-- BEGIN Material --
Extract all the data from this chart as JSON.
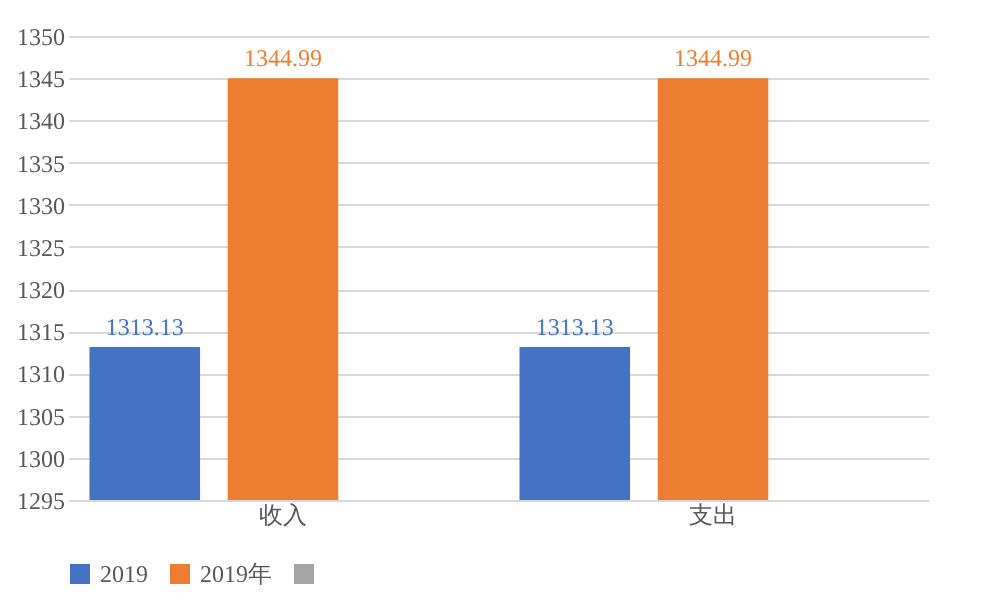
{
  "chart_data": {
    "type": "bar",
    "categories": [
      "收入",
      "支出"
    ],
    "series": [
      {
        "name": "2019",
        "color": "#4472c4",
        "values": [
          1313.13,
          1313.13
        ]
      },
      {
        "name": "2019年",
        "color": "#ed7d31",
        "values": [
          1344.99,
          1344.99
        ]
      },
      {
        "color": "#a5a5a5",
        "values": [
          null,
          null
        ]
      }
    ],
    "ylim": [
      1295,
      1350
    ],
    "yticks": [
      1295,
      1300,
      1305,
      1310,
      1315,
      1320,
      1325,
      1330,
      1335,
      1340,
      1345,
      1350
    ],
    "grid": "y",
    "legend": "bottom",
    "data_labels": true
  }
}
-- END Material --
Exercise details: Pictures in the records should not appear in your copy, but everything else must be transcribed exactly.

Output of the task:
Extract all the data from this chart as JSON.
{
  "chart_data": {
    "type": "bar",
    "categories": [
      "收入",
      "支出"
    ],
    "series": [
      {
        "name": "2019",
        "color": "#4472c4",
        "values": [
          1313.13,
          1313.13
        ]
      },
      {
        "name": "2019年",
        "color": "#ed7d31",
        "values": [
          1344.99,
          1344.99
        ]
      },
      {
        "color": "#a5a5a5",
        "values": [
          null,
          null
        ]
      }
    ],
    "ylim": [
      1295,
      1350
    ],
    "yticks": [
      1295,
      1300,
      1305,
      1310,
      1315,
      1320,
      1325,
      1330,
      1335,
      1340,
      1345,
      1350
    ],
    "grid": "y",
    "legend": "bottom",
    "data_labels": true
  }
}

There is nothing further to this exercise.